→ DIRECTIONS
Find all the lines with "this" and gather them.

→ Stored data
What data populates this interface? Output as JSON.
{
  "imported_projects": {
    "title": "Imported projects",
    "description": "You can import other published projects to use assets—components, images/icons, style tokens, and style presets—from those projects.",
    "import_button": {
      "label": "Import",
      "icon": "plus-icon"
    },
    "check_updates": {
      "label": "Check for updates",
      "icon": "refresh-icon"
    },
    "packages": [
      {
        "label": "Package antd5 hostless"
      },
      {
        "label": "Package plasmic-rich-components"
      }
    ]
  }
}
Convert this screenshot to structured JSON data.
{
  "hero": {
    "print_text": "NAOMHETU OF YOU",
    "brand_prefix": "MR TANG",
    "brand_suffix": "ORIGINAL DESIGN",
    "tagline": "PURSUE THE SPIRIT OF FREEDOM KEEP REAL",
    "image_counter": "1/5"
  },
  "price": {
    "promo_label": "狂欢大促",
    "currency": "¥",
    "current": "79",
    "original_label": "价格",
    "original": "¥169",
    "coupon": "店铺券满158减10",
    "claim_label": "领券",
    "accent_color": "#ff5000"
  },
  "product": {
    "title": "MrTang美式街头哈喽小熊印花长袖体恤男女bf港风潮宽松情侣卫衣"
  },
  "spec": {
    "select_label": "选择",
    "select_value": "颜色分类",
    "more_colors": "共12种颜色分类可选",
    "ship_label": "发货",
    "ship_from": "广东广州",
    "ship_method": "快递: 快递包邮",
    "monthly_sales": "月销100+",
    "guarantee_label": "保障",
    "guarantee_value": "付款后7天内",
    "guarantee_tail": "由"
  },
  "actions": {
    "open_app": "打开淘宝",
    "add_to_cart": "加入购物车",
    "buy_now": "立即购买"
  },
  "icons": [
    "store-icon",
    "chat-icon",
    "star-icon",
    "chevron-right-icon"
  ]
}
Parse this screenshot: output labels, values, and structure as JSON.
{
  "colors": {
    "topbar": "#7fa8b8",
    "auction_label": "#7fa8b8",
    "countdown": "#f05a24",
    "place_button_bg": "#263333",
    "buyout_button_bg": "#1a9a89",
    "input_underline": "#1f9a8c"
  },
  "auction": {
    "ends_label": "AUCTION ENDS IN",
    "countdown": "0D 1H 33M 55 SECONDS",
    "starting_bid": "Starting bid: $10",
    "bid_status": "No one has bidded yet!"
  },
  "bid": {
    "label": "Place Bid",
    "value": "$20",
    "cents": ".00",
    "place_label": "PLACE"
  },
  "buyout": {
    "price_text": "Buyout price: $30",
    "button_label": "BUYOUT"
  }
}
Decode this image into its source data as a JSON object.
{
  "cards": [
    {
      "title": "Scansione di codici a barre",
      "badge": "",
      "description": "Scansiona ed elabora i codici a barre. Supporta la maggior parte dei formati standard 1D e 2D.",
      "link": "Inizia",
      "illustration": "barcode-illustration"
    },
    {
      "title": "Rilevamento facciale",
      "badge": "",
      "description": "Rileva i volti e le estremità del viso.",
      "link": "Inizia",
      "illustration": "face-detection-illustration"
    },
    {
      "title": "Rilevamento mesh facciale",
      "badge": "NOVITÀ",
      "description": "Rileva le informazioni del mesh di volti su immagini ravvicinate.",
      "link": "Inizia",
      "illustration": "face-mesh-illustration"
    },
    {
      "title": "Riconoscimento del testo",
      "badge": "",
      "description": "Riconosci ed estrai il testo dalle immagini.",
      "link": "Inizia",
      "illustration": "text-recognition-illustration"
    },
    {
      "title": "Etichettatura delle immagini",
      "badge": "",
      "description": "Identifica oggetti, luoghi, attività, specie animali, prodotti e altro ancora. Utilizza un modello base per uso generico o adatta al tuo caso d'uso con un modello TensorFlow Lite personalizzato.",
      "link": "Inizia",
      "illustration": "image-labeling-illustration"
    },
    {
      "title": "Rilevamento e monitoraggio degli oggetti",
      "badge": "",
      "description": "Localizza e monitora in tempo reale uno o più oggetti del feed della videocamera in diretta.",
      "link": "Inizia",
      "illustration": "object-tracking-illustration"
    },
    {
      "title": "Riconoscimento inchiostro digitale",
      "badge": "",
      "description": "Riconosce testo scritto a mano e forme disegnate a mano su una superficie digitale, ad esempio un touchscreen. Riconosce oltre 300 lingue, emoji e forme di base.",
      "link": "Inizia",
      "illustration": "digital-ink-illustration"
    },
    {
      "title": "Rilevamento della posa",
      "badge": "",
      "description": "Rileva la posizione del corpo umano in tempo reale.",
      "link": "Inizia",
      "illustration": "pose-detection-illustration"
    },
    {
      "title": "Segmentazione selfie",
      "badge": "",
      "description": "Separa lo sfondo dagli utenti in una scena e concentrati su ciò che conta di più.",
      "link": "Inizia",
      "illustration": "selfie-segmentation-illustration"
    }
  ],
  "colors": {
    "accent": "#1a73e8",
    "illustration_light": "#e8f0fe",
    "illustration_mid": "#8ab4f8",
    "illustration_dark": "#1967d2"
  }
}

→ RESPONSE
What data populates this interface? Output as JSON.
Convert this screenshot to structured JSON data.
Parse this screenshot: output labels, values, and structure as JSON.
Decode this image into its source data as a JSON object.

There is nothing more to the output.